== Stated goal ==
Using the records below, locate all lines containing "Sharpe" and return them.

Dataset items
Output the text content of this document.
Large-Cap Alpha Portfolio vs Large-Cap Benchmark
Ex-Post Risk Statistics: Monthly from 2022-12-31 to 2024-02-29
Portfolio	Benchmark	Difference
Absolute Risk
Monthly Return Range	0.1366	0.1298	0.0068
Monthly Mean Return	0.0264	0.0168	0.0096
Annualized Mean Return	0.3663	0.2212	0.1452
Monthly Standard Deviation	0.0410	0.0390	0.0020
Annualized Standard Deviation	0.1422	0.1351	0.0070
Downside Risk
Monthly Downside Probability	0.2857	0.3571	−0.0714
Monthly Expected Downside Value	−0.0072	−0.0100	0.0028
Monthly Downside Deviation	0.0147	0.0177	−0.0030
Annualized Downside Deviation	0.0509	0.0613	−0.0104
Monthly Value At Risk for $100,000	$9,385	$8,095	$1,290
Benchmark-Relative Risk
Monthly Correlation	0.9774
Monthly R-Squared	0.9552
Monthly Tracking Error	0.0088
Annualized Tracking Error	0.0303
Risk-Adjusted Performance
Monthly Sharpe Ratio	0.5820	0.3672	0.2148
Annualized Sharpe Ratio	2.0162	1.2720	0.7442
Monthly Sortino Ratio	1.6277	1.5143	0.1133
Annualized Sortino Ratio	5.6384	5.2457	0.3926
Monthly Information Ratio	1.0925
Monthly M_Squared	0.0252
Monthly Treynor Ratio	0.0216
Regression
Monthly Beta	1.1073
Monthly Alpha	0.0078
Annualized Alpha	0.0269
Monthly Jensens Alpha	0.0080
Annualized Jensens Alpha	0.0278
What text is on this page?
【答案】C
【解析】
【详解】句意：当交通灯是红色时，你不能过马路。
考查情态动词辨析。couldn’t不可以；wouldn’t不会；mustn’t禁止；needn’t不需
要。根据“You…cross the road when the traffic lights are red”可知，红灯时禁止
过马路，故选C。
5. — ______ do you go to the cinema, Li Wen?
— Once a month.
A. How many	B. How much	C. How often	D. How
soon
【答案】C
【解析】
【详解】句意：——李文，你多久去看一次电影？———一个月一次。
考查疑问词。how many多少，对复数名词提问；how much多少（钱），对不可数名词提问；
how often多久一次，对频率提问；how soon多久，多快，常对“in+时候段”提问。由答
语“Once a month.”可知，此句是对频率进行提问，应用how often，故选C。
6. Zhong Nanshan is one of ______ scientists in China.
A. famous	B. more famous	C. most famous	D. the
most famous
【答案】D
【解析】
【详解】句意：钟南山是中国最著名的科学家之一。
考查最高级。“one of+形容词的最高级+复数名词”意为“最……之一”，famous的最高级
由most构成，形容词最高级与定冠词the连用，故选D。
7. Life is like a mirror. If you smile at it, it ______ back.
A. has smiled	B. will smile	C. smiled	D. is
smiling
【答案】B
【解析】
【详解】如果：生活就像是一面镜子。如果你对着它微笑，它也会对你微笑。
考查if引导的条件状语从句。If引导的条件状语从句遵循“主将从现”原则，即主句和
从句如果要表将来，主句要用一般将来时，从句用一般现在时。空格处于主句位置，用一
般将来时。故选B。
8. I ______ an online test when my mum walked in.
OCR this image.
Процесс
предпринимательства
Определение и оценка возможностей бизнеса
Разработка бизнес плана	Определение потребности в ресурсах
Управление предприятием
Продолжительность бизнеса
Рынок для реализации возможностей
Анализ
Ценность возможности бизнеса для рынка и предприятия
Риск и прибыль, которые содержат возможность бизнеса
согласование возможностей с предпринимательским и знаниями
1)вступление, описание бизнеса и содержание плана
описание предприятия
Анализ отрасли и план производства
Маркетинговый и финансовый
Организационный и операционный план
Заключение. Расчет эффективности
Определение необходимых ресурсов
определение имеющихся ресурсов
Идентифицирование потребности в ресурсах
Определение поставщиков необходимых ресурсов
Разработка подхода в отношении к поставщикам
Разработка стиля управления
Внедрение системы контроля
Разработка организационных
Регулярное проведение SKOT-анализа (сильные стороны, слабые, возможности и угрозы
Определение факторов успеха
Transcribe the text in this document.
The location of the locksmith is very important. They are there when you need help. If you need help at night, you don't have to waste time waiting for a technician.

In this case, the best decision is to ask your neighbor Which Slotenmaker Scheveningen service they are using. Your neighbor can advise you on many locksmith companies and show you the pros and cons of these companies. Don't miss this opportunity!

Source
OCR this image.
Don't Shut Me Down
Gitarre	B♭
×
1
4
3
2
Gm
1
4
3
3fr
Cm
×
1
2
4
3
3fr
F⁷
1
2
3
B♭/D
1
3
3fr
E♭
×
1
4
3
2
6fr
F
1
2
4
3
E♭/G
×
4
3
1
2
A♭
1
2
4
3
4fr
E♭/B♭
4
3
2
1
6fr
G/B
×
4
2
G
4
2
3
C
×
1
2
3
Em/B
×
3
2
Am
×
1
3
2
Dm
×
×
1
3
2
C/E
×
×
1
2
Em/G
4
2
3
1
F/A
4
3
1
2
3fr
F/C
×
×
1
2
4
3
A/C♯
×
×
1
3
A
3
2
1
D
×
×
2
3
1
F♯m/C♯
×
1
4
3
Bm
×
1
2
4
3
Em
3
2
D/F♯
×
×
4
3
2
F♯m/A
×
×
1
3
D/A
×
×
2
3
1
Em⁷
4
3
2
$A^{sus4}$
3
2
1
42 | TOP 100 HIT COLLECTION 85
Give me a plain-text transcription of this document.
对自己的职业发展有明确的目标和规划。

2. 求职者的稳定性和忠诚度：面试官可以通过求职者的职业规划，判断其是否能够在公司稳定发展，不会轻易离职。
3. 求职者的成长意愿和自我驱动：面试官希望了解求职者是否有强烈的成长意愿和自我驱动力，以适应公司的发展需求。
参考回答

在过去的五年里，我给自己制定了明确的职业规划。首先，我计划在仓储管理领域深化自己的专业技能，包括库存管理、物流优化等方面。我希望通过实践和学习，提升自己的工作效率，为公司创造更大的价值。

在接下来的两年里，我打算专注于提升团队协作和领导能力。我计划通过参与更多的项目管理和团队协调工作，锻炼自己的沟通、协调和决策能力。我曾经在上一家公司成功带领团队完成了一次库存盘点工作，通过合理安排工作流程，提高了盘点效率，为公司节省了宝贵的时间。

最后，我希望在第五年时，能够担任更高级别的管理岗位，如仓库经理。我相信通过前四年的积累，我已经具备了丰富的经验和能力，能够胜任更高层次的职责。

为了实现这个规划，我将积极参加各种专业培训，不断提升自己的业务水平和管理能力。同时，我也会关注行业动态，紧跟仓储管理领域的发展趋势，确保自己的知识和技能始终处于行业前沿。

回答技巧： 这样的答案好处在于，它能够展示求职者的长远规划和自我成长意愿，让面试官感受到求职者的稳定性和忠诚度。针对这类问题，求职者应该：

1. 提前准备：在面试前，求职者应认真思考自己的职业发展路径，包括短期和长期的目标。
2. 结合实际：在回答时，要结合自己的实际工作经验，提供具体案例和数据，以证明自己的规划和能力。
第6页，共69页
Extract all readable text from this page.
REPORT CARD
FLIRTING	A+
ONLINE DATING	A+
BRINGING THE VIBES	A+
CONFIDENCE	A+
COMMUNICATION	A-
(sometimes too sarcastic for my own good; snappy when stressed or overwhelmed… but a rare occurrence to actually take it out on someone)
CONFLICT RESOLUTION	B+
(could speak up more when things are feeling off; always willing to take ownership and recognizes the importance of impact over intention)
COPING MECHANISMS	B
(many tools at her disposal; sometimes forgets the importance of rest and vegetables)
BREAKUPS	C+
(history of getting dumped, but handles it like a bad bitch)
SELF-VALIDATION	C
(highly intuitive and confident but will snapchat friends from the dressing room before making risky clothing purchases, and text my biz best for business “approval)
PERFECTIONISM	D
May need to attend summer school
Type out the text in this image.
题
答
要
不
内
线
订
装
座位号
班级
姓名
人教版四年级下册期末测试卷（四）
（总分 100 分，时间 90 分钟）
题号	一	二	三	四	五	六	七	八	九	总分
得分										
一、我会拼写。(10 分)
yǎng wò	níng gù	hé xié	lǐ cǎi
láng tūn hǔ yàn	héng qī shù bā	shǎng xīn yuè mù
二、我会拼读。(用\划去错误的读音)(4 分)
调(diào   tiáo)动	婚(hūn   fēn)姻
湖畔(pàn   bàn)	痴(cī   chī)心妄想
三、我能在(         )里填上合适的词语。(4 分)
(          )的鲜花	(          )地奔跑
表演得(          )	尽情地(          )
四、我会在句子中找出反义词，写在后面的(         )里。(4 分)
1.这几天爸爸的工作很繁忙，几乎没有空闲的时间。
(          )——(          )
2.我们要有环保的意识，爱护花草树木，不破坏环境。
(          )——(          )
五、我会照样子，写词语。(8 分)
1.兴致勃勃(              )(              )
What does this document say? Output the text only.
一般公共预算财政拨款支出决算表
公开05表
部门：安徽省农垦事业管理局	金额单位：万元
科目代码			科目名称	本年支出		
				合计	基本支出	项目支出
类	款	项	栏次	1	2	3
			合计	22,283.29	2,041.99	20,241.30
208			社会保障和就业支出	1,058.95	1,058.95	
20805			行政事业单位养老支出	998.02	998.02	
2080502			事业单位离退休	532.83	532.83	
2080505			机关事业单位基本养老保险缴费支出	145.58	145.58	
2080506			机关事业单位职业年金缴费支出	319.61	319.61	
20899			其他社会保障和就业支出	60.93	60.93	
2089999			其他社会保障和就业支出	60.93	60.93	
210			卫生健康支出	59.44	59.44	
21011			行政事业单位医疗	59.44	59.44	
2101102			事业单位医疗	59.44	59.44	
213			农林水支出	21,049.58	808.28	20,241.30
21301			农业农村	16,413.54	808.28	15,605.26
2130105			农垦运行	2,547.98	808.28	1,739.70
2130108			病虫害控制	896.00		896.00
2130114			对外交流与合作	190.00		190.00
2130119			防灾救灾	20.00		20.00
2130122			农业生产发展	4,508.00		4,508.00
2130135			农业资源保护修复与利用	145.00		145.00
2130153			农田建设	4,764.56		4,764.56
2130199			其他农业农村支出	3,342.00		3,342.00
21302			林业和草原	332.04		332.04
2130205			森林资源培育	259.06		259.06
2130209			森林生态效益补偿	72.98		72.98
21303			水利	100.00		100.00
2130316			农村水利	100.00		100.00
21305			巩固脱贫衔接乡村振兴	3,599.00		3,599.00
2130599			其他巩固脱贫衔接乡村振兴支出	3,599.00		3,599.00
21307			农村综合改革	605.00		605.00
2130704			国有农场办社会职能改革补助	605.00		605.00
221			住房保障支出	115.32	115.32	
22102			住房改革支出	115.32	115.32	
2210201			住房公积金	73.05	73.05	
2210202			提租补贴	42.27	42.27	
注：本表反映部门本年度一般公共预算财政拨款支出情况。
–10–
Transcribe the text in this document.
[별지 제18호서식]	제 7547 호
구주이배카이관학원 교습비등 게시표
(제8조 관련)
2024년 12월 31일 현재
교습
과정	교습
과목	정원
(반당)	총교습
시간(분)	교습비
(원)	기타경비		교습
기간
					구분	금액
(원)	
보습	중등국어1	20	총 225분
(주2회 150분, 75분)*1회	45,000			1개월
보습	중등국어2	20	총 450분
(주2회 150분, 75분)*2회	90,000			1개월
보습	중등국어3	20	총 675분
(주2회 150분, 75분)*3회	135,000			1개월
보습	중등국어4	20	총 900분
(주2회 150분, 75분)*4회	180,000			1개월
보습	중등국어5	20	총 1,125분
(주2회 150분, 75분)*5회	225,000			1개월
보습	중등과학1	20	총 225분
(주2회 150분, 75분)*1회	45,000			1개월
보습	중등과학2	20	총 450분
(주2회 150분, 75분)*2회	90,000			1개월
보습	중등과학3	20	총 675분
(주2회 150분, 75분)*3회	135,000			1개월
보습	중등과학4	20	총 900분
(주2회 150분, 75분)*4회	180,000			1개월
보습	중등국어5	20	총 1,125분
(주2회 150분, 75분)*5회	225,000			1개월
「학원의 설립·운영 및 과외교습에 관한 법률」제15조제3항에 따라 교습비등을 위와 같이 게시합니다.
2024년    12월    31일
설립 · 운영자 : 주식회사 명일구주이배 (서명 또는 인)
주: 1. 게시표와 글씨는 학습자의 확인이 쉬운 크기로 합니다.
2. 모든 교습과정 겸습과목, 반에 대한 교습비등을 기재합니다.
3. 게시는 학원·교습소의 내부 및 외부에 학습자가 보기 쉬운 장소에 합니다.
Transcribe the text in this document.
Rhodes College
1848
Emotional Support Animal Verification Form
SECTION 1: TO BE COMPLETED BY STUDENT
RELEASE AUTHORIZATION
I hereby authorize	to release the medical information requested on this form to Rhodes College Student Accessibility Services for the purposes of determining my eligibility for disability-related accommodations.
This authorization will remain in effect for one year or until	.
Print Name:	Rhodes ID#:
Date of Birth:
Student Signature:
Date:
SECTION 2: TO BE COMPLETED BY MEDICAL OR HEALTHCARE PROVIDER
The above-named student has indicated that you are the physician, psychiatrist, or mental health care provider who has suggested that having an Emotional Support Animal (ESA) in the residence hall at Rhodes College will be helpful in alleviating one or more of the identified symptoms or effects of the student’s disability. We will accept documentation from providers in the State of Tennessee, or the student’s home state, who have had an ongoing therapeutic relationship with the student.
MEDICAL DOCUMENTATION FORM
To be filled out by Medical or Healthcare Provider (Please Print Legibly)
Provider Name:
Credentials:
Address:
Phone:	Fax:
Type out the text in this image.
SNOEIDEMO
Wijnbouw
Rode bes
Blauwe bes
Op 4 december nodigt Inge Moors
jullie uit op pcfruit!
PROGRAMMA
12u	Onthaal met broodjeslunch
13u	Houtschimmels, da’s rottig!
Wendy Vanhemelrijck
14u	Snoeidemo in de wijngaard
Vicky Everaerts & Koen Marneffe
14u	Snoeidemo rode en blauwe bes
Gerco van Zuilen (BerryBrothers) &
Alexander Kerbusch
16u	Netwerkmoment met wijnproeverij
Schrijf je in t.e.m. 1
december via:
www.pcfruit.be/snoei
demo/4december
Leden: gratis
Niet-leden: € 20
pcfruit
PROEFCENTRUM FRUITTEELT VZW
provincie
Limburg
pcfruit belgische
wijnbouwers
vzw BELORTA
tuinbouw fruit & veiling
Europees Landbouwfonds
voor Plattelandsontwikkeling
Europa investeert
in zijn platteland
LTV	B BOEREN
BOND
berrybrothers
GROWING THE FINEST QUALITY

== Written response ==
Monthly Sharpe Ratio	0.5820	0.3672	0.2148
Annualized Sharpe Ratio	2.0162	1.2720	0.7442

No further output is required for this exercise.